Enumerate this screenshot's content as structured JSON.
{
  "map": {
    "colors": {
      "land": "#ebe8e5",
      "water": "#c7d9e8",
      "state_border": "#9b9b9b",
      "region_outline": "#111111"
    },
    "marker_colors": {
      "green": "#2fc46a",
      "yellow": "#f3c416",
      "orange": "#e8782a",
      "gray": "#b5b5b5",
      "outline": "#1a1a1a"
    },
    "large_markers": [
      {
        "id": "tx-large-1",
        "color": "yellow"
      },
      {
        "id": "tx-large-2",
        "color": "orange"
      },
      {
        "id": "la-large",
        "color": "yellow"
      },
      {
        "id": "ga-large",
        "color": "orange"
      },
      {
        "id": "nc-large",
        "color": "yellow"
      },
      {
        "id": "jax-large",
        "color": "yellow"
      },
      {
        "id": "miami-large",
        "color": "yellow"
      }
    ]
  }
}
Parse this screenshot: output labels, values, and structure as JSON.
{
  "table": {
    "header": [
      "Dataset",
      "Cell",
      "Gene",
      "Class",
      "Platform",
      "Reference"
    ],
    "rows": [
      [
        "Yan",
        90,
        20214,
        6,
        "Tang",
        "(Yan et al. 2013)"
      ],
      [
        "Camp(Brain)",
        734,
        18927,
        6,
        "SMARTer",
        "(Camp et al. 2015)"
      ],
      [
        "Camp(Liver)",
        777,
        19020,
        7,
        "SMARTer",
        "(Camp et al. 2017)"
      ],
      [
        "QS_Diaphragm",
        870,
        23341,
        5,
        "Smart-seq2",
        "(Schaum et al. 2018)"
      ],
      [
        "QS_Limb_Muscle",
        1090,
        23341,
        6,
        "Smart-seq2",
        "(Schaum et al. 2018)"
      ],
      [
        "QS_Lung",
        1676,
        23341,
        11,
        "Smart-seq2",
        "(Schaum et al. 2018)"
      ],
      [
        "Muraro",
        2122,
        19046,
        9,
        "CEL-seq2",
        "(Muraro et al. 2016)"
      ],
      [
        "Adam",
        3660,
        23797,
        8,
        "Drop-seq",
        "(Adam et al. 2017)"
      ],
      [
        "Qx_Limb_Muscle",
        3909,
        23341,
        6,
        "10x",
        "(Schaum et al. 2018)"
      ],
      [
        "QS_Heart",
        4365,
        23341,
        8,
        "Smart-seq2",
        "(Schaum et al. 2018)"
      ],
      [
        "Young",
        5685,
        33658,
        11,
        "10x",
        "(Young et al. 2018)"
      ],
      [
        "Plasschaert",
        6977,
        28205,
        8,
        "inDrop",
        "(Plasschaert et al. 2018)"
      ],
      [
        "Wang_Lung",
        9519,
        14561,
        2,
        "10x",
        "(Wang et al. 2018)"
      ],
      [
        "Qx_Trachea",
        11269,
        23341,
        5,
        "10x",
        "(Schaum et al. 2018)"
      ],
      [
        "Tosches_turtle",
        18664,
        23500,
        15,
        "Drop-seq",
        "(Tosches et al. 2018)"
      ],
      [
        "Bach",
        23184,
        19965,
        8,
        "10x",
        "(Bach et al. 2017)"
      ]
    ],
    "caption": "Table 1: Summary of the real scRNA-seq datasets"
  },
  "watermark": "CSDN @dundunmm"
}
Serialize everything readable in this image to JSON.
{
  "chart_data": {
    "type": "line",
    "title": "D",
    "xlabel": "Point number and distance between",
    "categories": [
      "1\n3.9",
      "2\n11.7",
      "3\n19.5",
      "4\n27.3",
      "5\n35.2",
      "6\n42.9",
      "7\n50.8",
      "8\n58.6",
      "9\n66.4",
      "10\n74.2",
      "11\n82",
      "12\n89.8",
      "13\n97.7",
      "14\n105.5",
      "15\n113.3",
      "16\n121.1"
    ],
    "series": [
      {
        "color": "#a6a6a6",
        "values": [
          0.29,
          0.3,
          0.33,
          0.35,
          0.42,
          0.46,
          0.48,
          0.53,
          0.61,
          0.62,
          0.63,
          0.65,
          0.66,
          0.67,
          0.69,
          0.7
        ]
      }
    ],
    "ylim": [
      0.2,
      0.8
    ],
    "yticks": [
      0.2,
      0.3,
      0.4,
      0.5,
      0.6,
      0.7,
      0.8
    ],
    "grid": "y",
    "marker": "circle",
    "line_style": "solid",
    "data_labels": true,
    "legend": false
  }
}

|---|

_Exercise:_ Single out each line of the records above with the string "this" in it, and copy it.

_Solution to the exercise:_
Enumerate this screenshot's content as structured JSON.
Parse this screenshot: output labels, values, and structure as JSON.
Serialize everything readable in this image to JSON.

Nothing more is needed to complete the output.